SET EXERCISE
Below is a block of records; reproduce all of them exactly and leave out any pictures.
--- start of DATA SECTION ---
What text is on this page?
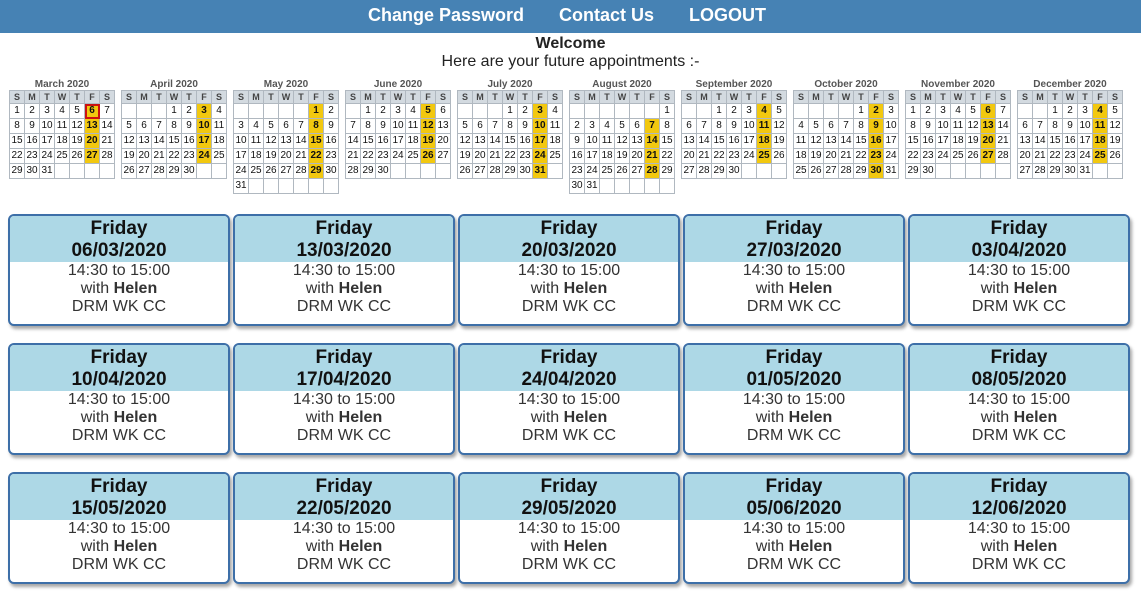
Change Password Contact Us LOGOUT
Welcome
Here are your future appointments :-
March 2020
S	M	T	W	T	F	S
1	2	3	4	5	6	7
8	9	10	11	12	13	14
15	16	17	18	19	20	21
22	23	24	25	26	27	28
29	30	31				
April 2020
S	M	T	W	T	F	S
			1	2	3	4
5	6	7	8	9	10	11
12	13	14	15	16	17	18
19	20	21	22	23	24	25
26	27	28	29	30		
May 2020
S	M	T	W	T	F	S
					1	2
3	4	5	6	7	8	9
10	11	12	13	14	15	16
17	18	19	20	21	22	23
24	25	26	27	28	29	30
31						
June 2020
S	M	T	W	T	F	S
	1	2	3	4	5	6
7	8	9	10	11	12	13
14	15	16	17	18	19	20
21	22	23	24	25	26	27
28	29	30				
July 2020
S	M	T	W	T	F	S
			1	2	3	4
5	6	7	8	9	10	11
12	13	14	15	16	17	18
19	20	21	22	23	24	25
26	27	28	29	30	31	
August 2020
S	M	T	W	T	F	S
						1
2	3	4	5	6	7	8
9	10	11	12	13	14	15
16	17	18	19	20	21	22
23	24	25	26	27	28	29
30	31					
September 2020
S	M	T	W	T	F	S
		1	2	3	4	5
6	7	8	9	10	11	12
13	14	15	16	17	18	19
20	21	22	23	24	25	26
27	28	29	30			
October 2020
S	M	T	W	T	F	S
				1	2	3
4	5	6	7	8	9	10
11	12	13	14	15	16	17
18	19	20	21	22	23	24
25	26	27	28	29	30	31
November 2020
S	M	T	W	T	F	S
1	2	3	4	5	6	7
8	9	10	11	12	13	14
15	16	17	18	19	20	21
22	23	24	25	26	27	28
29	30					
December 2020
S	M	T	W	T	F	S
		1	2	3	4	5
6	7	8	9	10	11	12
13	14	15	16	17	18	19
20	21	22	23	24	25	26
27	28	29	30	31		
Friday
06/03/2020
14:30 to 15:00
with Helen
DRM WK CC
Friday
13/03/2020
14:30 to 15:00
with Helen
DRM WK CC
Friday
20/03/2020
14:30 to 15:00
with Helen
DRM WK CC
Friday
27/03/2020
14:30 to 15:00
with Helen
DRM WK CC
Friday
03/04/2020
14:30 to 15:00
with Helen
DRM WK CC
Friday
10/04/2020
14:30 to 15:00
with Helen
DRM WK CC
Friday
17/04/2020
14:30 to 15:00
with Helen
DRM WK CC
Friday
24/04/2020
14:30 to 15:00
with Helen
DRM WK CC
Friday
01/05/2020
14:30 to 15:00
with Helen
DRM WK CC
Friday
08/05/2020
14:30 to 15:00
with Helen
DRM WK CC
Friday
15/05/2020
14:30 to 15:00
with Helen
DRM WK CC
Friday
22/05/2020
14:30 to 15:00
with Helen
DRM WK CC
Friday
29/05/2020
14:30 to 15:00
with Helen
DRM WK CC
Friday
05/06/2020
14:30 to 15:00
with Helen
DRM WK CC
Friday
12/06/2020
14:30 to 15:00
with Helen
DRM WK CC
--- end of DATA SECTION ---
RESPONSE BELOW
What text is on this page?
Change Password Contact Us LOGOUT
Welcome
Here are your future appointments :-
March 2020
S	M	T	W	T	F	S
1	2	3	4	5	6	7
8	9	10	11	12	13	14
15	16	17	18	19	20	21
22	23	24	25	26	27	28
29	30	31				
April 2020
S	M	T	W	T	F	S
			1	2	3	4
5	6	7	8	9	10	11
12	13	14	15	16	17	18
19	20	21	22	23	24	25
26	27	28	29	30		
May 2020
S	M	T	W	T	F	S
					1	2
3	4	5	6	7	8	9
10	11	12	13	14	15	16
17	18	19	20	21	22	23
24	25	26	27	28	29	30
31						
June 2020
S	M	T	W	T	F	S
	1	2	3	4	5	6
7	8	9	10	11	12	13
14	15	16	17	18	19	20
21	22	23	24	25	26	27
28	29	30				
July 2020
S	M	T	W	T	F	S
			1	2	3	4
5	6	7	8	9	10	11
12	13	14	15	16	17	18
19	20	21	22	23	24	25
26	27	28	29	30	31	
August 2020
S	M	T	W	T	F	S
						1
2	3	4	5	6	7	8
9	10	11	12	13	14	15
16	17	18	19	20	21	22
23	24	25	26	27	28	29
30	31					
September 2020
S	M	T	W	T	F	S
		1	2	3	4	5
6	7	8	9	10	11	12
13	14	15	16	17	18	19
20	21	22	23	24	25	26
27	28	29	30			
October 2020
S	M	T	W	T	F	S
				1	2	3
4	5	6	7	8	9	10
11	12	13	14	15	16	17
18	19	20	21	22	23	24
25	26	27	28	29	30	31
November 2020
S	M	T	W	T	F	S
1	2	3	4	5	6	7
8	9	10	11	12	13	14
15	16	17	18	19	20	21
22	23	24	25	26	27	28
29	30					
December 2020
S	M	T	W	T	F	S
		1	2	3	4	5
6	7	8	9	10	11	12
13	14	15	16	17	18	19
20	21	22	23	24	25	26
27	28	29	30	31		
Friday
06/03/2020
14:30 to 15:00
with Helen
DRM WK CC
Friday
13/03/2020
14:30 to 15:00
with Helen
DRM WK CC
Friday
20/03/2020
14:30 to 15:00
with Helen
DRM WK CC
Friday
27/03/2020
14:30 to 15:00
with Helen
DRM WK CC
Friday
03/04/2020
14:30 to 15:00
with Helen
DRM WK CC
Friday
10/04/2020
14:30 to 15:00
with Helen
DRM WK CC
Friday
17/04/2020
14:30 to 15:00
with Helen
DRM WK CC
Friday
24/04/2020
14:30 to 15:00
with Helen
DRM WK CC
Friday
01/05/2020
14:30 to 15:00
with Helen
DRM WK CC
Friday
08/05/2020
14:30 to 15:00
with Helen
DRM WK CC
Friday
15/05/2020
14:30 to 15:00
with Helen
DRM WK CC
Friday
22/05/2020
14:30 to 15:00
with Helen
DRM WK CC
Friday
29/05/2020
14:30 to 15:00
with Helen
DRM WK CC
Friday
05/06/2020
14:30 to 15:00
with Helen
DRM WK CC
Friday
12/06/2020
14:30 to 15:00
with Helen
DRM WK CC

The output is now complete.